STATED PROBLEM: In the data below, find each line containing the string "aligned" and return it.

EXTRACTED INFORMATION:
++++++++++++++++++++
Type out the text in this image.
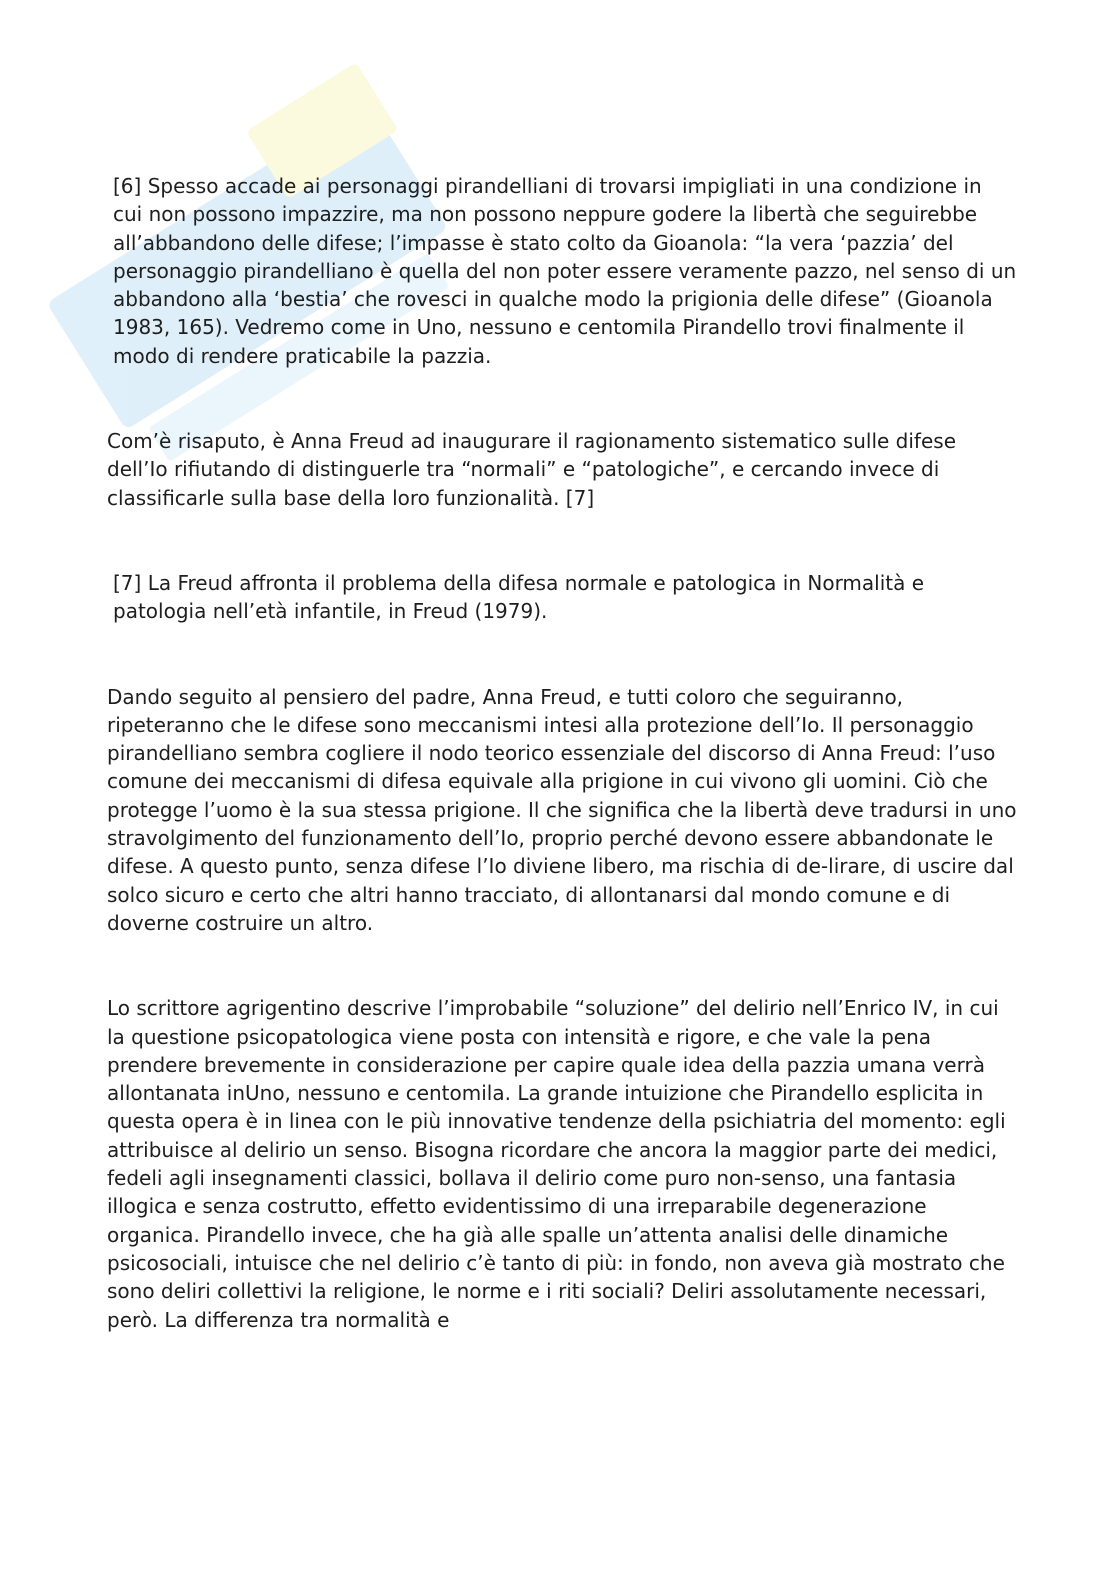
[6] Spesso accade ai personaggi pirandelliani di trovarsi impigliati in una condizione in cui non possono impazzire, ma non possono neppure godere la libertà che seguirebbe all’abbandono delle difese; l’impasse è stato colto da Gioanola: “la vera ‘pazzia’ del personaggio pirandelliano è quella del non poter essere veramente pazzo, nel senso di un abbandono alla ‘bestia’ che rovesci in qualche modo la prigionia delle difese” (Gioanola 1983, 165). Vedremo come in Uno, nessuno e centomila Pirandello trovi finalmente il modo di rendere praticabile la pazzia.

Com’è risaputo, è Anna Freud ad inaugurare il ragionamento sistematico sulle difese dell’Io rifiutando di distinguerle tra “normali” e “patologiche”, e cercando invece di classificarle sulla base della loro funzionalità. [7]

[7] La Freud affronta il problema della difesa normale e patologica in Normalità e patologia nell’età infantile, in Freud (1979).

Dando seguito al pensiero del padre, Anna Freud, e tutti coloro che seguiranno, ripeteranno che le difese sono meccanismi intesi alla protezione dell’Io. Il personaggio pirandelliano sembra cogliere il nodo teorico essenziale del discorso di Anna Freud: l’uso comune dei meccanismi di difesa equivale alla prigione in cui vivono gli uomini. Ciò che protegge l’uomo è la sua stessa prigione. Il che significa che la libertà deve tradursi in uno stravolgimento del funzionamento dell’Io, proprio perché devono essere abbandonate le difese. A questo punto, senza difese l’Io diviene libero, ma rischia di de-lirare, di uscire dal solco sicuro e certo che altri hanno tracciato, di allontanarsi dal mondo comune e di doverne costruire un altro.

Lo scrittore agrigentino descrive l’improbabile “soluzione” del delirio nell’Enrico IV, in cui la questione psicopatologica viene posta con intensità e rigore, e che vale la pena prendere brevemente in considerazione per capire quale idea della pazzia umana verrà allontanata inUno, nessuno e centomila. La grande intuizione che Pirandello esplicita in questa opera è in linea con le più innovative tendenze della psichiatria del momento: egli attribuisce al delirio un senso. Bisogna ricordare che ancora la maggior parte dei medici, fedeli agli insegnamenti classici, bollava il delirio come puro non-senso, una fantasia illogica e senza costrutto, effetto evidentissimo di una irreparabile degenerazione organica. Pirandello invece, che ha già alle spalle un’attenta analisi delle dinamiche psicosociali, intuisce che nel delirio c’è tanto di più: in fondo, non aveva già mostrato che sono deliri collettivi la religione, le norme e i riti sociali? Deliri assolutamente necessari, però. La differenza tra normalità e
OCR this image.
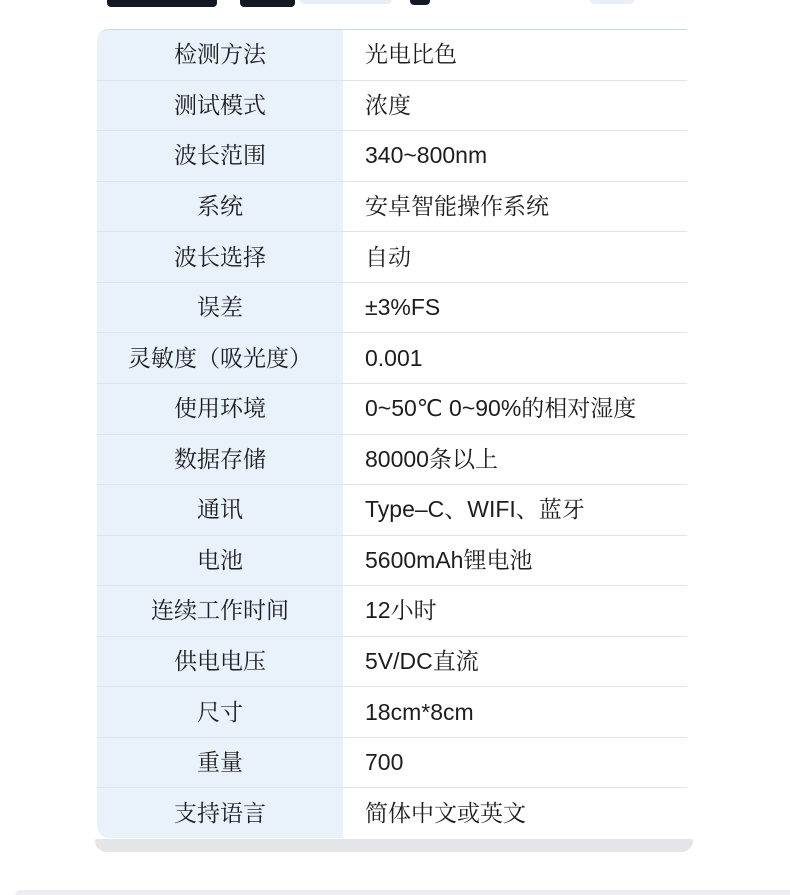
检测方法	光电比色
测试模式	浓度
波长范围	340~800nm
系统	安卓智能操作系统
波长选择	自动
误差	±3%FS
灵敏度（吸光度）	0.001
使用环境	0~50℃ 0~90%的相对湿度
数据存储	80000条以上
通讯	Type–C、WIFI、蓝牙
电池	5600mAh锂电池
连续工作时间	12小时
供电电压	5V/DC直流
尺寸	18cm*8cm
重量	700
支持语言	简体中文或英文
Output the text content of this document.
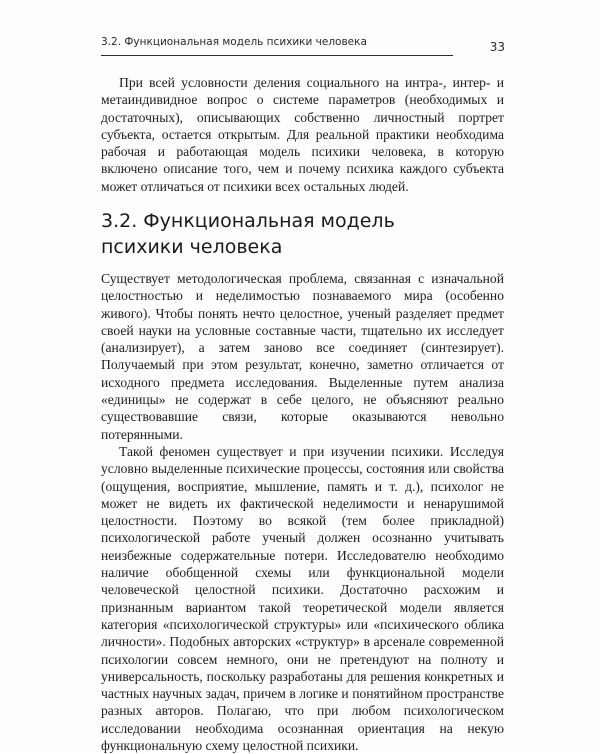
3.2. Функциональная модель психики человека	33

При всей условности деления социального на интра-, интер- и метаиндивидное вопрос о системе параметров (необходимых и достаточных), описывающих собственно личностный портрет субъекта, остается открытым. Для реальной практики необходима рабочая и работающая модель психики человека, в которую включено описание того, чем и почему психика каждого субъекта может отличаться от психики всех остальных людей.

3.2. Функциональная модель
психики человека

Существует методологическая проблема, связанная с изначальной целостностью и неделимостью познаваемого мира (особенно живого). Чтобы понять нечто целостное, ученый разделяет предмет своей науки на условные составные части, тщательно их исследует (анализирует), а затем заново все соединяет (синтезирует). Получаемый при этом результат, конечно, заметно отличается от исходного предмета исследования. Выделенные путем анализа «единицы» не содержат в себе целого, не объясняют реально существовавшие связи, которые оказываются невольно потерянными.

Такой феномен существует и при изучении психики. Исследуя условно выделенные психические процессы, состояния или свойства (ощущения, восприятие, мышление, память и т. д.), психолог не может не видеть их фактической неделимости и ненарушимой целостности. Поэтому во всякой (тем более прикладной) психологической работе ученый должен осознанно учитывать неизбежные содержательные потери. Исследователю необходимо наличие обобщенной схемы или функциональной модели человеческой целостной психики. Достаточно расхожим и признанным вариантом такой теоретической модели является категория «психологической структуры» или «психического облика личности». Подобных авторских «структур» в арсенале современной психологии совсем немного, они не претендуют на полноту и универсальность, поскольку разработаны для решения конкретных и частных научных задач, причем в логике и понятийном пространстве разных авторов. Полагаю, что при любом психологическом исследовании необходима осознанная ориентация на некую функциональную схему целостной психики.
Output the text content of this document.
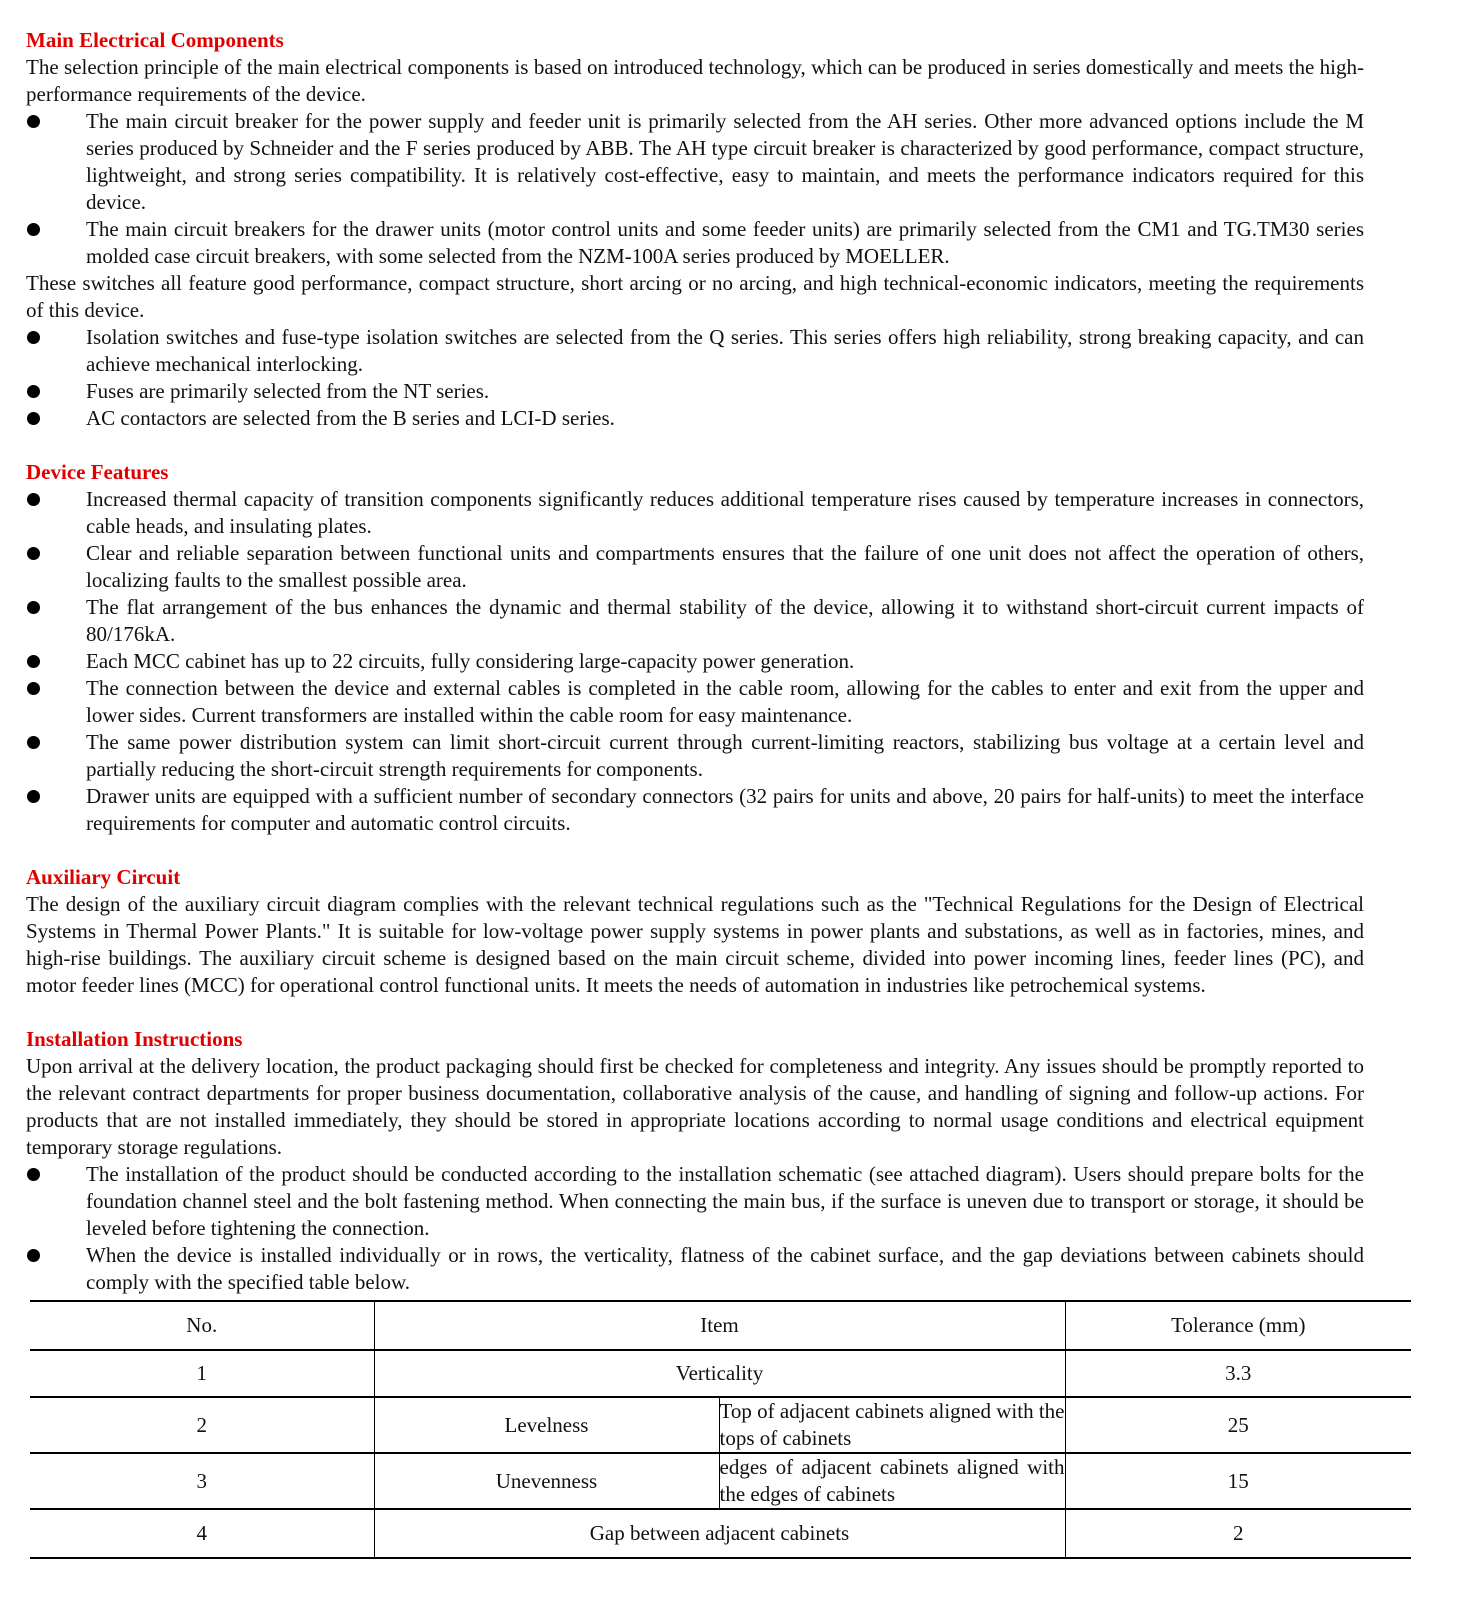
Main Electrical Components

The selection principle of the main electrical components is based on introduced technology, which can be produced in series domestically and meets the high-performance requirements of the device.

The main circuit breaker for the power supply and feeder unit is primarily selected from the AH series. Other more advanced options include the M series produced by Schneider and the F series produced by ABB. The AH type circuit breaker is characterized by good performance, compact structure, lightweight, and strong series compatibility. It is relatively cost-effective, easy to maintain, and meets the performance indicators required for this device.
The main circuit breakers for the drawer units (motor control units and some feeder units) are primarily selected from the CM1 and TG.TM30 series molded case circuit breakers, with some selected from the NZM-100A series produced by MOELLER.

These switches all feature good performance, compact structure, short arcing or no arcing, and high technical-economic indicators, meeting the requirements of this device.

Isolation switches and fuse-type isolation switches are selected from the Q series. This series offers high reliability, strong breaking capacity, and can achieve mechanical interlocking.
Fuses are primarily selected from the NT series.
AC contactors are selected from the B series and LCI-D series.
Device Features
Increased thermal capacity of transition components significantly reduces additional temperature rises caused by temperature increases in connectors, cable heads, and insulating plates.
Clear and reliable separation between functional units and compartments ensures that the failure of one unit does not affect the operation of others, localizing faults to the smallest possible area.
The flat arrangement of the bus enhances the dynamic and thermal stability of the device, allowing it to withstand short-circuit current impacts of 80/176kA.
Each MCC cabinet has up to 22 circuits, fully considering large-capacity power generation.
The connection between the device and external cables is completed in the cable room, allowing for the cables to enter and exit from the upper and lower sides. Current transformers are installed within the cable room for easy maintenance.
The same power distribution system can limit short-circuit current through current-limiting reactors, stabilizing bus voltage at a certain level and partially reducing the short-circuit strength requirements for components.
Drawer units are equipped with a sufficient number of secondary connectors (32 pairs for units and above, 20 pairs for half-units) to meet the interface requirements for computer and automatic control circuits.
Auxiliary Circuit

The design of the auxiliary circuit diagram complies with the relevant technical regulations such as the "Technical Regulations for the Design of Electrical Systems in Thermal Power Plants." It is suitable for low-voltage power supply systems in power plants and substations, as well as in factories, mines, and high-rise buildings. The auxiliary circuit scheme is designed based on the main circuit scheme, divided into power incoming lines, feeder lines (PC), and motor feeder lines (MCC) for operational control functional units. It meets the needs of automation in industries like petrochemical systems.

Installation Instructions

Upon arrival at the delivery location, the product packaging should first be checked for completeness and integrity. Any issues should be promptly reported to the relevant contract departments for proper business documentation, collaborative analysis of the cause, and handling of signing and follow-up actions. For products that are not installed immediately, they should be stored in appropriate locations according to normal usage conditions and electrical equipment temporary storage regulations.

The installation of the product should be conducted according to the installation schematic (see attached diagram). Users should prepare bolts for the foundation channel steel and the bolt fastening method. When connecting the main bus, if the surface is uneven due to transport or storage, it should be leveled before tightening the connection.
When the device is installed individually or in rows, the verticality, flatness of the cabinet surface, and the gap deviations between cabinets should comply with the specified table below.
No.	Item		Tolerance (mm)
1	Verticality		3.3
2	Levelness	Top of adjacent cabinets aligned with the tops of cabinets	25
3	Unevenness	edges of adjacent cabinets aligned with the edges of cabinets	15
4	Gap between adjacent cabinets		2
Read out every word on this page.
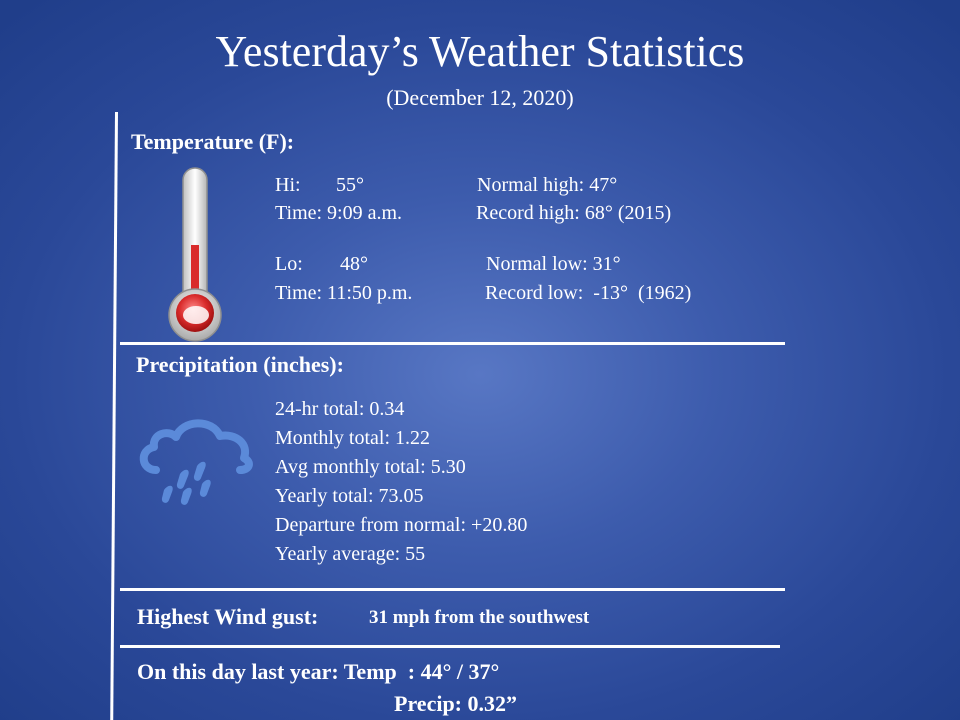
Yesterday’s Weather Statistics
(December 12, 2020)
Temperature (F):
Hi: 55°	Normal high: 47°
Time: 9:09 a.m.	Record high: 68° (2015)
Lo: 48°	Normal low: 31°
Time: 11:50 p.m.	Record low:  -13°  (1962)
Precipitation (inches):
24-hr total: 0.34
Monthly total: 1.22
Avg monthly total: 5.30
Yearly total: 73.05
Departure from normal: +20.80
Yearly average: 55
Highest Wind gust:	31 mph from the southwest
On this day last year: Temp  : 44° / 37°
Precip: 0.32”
++++++++++++++++++++
THE RESPONSE:
2	Levelness	Top of adjacent cabinets aligned with the tops of cabinets	25
3	Unevenness	edges of adjacent cabinets aligned with the edges of cabinets	15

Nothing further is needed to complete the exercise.